STATED EXERCISE>
From the listing below, copy every line with the word "JSON".
· · · · · · ·
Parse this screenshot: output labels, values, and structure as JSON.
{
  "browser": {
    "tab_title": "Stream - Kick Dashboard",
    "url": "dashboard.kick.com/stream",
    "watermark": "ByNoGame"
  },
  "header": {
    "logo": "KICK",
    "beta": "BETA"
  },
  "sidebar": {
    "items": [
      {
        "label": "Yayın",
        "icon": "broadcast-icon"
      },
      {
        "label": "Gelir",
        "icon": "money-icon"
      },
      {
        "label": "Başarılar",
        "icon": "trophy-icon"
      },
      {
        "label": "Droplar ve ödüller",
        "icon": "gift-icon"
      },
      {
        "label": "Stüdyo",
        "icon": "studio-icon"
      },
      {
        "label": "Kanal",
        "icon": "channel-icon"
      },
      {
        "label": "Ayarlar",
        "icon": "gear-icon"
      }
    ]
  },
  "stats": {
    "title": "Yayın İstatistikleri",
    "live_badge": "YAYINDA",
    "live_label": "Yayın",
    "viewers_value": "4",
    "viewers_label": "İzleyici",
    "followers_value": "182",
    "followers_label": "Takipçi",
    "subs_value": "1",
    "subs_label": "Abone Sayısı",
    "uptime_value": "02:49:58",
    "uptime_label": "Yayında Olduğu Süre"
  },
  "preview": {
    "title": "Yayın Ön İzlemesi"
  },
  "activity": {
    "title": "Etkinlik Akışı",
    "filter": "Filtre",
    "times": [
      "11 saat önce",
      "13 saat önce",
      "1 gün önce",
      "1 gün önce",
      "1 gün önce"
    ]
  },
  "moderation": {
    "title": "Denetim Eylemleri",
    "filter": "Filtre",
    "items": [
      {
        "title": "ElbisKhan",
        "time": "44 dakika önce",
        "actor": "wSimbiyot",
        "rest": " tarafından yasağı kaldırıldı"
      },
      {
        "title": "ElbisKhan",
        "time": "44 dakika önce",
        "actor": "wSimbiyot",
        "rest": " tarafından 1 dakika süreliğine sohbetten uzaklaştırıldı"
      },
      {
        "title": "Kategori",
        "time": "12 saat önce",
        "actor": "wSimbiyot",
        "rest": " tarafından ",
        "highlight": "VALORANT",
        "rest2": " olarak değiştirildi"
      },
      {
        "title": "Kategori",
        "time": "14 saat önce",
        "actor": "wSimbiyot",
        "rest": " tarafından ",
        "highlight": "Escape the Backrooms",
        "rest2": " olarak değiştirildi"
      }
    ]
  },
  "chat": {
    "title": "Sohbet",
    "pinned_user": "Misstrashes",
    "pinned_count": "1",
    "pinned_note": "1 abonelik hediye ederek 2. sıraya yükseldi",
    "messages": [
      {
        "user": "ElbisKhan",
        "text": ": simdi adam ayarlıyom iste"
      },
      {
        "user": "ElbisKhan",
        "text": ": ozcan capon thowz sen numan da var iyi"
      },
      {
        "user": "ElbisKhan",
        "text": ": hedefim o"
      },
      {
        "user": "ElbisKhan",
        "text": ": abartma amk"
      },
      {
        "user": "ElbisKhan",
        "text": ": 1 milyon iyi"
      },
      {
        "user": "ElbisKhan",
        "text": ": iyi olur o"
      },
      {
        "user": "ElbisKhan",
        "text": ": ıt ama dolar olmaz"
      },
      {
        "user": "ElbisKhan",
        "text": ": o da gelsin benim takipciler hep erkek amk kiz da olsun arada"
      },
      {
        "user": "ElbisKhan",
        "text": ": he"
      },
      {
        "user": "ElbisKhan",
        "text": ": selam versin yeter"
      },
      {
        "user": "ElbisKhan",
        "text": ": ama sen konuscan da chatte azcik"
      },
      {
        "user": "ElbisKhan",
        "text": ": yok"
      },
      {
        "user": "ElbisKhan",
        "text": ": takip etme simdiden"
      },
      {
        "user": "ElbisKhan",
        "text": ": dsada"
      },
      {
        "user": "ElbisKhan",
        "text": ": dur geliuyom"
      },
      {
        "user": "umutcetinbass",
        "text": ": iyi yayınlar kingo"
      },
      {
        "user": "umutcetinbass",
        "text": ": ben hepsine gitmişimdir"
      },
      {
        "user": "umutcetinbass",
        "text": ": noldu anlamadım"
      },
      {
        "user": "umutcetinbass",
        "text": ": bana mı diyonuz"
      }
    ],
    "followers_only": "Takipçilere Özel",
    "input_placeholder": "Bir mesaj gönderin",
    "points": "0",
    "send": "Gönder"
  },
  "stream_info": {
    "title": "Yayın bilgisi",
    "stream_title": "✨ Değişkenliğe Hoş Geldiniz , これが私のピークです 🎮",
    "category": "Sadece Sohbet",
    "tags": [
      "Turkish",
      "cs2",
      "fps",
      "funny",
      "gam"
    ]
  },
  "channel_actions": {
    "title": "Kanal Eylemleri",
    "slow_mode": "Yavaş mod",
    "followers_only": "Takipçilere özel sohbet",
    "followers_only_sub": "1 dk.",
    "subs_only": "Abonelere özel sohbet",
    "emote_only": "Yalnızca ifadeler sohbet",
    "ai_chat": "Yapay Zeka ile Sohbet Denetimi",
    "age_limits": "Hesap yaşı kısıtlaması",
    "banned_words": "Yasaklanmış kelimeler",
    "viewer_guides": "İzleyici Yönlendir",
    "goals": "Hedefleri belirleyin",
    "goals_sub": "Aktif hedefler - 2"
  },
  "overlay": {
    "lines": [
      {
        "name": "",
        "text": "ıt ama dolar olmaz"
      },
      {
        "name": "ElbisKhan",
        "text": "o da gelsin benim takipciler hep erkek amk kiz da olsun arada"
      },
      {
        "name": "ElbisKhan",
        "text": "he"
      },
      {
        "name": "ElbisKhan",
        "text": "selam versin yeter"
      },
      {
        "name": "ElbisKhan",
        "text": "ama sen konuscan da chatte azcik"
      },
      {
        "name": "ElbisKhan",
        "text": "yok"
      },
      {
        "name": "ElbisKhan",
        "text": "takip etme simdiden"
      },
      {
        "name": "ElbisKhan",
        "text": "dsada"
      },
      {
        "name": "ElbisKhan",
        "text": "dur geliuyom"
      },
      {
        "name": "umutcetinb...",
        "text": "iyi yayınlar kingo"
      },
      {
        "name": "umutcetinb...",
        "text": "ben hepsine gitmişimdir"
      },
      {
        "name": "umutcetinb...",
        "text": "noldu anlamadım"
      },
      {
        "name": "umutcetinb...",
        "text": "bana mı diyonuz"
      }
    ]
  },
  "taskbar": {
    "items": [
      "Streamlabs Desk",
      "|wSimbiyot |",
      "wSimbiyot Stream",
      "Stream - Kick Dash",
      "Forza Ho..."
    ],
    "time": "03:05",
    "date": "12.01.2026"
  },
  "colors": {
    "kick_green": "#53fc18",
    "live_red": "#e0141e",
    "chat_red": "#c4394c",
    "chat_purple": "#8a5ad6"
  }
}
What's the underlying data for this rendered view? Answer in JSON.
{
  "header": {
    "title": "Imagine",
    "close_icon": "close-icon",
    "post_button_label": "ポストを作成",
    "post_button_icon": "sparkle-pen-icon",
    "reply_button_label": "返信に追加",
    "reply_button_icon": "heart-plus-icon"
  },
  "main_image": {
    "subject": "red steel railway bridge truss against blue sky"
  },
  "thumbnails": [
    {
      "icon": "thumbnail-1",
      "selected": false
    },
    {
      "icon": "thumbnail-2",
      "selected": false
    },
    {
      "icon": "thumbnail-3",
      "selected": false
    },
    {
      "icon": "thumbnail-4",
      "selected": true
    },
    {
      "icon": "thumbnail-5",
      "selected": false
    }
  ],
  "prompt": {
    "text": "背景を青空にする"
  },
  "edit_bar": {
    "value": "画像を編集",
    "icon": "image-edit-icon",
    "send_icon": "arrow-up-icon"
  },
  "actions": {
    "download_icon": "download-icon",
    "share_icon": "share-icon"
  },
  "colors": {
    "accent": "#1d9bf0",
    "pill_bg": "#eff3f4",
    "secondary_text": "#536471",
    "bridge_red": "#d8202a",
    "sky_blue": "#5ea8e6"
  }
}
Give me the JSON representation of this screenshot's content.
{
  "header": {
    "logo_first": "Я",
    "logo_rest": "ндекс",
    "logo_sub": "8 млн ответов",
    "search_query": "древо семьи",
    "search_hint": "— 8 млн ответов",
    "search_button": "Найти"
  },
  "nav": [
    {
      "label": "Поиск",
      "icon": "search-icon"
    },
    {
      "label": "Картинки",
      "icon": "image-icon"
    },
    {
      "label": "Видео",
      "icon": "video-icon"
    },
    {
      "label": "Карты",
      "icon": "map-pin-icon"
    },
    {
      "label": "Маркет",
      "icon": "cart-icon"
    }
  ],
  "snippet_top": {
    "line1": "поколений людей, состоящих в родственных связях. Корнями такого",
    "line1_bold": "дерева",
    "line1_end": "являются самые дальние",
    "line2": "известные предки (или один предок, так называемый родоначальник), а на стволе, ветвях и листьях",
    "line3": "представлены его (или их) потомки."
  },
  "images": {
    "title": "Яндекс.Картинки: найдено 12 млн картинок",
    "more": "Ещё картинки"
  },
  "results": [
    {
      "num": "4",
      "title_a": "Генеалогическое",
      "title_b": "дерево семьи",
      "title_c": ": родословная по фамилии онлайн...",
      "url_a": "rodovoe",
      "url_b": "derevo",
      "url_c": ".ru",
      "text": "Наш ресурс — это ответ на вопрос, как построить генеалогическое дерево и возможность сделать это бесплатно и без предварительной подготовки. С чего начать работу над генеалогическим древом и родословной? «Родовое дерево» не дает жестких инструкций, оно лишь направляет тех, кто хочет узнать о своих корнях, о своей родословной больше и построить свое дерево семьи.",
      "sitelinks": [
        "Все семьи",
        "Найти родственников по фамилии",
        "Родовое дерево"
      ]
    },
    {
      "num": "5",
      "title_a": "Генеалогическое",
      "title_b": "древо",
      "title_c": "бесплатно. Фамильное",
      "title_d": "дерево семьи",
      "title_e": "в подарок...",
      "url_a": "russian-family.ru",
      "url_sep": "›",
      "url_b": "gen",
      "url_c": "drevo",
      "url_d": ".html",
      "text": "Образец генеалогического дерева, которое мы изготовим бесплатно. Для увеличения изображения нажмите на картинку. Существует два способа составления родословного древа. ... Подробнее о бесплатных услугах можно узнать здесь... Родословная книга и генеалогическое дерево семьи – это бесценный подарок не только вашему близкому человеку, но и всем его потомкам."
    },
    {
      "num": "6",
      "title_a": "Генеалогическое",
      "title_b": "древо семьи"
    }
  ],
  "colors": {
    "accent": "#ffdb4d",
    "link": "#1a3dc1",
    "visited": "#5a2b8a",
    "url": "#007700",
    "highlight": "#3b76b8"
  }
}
· · · · · · ·
ANSWER TO THE TASK>
Parse this screenshot: output labels, values, and structure as JSON.
What's the underlying data for this rendered view? Answer in JSON.
Give me the JSON representation of this screenshot's content.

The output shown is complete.